### [What is needed]
Assemble all lines in which the string "density" appears.

### [Exercise material]
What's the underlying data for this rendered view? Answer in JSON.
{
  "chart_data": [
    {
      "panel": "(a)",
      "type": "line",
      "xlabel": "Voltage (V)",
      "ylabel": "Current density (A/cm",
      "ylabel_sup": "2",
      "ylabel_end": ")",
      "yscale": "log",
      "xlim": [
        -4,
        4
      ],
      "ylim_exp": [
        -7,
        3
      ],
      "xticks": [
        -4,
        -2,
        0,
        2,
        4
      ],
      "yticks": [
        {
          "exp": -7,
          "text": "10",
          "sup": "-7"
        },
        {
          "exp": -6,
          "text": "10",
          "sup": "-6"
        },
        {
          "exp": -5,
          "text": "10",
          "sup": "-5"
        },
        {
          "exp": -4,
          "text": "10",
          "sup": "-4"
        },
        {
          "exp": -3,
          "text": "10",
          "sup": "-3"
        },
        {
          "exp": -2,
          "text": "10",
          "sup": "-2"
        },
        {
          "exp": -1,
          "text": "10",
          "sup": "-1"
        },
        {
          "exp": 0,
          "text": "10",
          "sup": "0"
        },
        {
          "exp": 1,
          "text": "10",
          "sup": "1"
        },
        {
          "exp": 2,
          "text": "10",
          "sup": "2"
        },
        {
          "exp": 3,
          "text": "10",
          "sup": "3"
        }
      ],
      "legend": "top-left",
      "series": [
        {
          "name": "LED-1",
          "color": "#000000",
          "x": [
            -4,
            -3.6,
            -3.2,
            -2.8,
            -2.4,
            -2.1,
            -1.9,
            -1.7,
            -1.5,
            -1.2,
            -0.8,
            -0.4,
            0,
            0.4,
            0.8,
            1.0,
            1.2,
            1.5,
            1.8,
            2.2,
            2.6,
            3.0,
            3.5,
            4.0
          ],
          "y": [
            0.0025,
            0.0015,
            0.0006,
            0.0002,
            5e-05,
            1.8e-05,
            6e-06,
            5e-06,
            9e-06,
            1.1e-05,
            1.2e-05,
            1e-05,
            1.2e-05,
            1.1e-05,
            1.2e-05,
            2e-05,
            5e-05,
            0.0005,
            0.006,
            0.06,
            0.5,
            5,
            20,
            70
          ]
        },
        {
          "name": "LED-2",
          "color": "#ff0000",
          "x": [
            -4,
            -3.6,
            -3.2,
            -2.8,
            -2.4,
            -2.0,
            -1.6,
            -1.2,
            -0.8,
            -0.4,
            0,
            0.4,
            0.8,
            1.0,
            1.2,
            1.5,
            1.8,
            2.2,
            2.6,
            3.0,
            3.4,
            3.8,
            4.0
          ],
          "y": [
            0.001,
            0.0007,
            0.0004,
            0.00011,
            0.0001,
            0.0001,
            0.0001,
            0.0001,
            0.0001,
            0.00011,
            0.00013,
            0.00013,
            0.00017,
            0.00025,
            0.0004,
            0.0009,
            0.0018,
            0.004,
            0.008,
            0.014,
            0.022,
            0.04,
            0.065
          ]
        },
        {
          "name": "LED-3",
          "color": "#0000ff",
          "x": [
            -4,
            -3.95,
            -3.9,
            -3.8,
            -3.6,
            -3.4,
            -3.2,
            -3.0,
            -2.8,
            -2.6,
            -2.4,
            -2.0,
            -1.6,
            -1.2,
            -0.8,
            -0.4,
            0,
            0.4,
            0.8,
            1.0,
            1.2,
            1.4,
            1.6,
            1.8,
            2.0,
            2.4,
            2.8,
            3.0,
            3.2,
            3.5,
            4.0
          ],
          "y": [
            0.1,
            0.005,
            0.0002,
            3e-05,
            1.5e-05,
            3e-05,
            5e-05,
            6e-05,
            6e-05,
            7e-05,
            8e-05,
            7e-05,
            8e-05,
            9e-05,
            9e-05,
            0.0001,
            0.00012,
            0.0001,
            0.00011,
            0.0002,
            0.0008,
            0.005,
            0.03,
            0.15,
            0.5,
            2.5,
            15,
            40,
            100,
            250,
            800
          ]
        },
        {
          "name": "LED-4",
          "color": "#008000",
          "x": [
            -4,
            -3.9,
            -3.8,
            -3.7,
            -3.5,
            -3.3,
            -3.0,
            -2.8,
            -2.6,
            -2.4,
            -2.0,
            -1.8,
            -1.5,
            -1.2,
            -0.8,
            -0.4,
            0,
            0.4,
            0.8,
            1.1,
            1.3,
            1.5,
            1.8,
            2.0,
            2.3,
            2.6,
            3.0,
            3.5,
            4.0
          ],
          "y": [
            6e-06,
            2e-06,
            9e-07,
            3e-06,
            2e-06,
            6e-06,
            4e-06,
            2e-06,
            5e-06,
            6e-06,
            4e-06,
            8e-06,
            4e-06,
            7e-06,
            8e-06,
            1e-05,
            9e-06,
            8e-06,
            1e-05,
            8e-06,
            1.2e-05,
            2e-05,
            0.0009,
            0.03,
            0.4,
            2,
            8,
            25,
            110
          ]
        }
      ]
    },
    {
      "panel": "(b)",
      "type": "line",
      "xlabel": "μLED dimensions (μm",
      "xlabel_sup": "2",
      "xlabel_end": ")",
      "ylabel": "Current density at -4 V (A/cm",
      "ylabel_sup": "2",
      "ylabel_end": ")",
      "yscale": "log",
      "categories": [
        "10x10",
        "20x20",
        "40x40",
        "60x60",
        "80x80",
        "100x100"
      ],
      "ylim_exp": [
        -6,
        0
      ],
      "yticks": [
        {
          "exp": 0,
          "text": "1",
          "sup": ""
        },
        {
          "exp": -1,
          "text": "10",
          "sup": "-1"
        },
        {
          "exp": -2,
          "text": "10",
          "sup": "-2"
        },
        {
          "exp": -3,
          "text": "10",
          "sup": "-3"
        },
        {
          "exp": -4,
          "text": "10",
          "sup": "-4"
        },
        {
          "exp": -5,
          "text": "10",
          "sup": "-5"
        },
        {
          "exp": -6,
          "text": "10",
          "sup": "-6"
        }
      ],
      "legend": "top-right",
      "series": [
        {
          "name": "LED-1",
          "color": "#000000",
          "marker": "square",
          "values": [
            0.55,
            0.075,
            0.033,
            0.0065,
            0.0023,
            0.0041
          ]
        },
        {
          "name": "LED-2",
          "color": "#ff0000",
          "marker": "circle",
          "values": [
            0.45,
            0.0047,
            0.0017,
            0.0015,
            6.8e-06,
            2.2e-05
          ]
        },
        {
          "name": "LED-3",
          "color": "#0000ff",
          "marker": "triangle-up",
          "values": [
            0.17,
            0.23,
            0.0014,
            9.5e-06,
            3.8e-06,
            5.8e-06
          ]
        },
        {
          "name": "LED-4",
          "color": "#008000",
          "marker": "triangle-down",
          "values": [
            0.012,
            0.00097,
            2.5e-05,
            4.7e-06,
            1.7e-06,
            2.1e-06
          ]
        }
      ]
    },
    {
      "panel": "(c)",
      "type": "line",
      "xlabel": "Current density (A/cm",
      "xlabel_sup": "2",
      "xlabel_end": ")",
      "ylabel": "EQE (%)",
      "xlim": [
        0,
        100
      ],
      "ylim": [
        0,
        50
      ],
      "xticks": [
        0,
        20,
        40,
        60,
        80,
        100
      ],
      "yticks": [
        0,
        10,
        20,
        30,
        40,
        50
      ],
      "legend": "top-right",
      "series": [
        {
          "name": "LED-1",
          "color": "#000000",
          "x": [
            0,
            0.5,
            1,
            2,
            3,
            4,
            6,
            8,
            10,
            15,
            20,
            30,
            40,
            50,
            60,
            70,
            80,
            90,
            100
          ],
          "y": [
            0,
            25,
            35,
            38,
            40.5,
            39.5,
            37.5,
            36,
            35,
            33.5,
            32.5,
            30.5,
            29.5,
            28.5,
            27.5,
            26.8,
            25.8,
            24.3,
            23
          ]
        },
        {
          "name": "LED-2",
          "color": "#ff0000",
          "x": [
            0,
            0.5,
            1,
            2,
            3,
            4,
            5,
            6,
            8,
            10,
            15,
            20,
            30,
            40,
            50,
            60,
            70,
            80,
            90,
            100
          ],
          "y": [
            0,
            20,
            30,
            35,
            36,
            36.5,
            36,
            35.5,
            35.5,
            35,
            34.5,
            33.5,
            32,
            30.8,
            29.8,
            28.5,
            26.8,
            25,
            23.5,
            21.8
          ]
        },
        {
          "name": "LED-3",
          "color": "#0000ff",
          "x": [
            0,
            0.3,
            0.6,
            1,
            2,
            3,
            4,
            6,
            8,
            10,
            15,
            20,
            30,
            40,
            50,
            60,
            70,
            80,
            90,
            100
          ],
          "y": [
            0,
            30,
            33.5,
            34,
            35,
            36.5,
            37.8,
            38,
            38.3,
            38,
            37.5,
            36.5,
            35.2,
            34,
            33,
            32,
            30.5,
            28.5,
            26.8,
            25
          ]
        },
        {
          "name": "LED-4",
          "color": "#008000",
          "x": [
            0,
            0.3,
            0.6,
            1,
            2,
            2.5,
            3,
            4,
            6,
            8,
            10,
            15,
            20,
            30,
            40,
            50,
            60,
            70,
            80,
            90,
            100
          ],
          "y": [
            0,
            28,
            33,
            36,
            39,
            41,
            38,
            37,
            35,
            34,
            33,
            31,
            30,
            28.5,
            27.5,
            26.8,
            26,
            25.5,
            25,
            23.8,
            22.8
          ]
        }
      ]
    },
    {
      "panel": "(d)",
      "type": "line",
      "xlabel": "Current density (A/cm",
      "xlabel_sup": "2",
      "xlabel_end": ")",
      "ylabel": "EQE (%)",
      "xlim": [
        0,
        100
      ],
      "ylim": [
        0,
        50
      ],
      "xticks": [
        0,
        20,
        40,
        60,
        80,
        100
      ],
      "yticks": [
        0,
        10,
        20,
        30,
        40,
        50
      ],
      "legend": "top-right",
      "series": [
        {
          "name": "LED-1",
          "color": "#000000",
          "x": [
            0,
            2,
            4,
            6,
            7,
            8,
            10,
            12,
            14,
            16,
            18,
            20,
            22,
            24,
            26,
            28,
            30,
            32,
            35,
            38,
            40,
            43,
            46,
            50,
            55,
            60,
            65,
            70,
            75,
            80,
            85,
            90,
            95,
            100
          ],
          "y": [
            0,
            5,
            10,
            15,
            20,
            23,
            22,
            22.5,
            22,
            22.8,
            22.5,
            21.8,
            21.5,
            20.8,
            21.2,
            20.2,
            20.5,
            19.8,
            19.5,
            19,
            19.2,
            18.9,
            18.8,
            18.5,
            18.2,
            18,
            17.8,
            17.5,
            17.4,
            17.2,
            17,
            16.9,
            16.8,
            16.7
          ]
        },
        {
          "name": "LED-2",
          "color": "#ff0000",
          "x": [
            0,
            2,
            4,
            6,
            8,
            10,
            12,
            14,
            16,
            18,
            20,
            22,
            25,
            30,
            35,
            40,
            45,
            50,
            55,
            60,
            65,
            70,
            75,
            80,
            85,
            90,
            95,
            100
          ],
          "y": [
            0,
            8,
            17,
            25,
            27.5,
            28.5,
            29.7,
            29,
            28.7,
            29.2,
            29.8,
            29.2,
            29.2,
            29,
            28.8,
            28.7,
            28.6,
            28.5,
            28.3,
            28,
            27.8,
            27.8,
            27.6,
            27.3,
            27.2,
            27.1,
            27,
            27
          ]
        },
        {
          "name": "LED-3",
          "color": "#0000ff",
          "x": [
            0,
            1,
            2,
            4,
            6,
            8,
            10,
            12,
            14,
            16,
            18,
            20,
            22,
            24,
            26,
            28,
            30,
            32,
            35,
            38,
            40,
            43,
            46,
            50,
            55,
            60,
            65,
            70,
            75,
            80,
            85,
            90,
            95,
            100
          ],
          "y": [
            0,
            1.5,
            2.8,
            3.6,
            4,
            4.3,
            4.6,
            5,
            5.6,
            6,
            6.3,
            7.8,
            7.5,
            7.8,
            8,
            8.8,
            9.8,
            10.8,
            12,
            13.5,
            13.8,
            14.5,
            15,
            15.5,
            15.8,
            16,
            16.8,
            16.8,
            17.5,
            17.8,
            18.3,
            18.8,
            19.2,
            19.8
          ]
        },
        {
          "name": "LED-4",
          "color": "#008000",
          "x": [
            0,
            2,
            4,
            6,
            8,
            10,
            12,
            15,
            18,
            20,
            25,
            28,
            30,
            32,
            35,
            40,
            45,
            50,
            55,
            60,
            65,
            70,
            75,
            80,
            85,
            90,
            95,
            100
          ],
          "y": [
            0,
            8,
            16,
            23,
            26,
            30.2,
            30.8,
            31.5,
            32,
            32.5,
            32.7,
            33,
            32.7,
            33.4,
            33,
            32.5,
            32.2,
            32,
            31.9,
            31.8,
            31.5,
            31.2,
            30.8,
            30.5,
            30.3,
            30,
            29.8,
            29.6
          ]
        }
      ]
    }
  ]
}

### [In response]
      "ylabel": "Current density (A/cm",
      "ylabel": "Current density at -4 V (A/cm",
      "xlabel": "Current density (A/cm",
      "xlabel": "Current density (A/cm",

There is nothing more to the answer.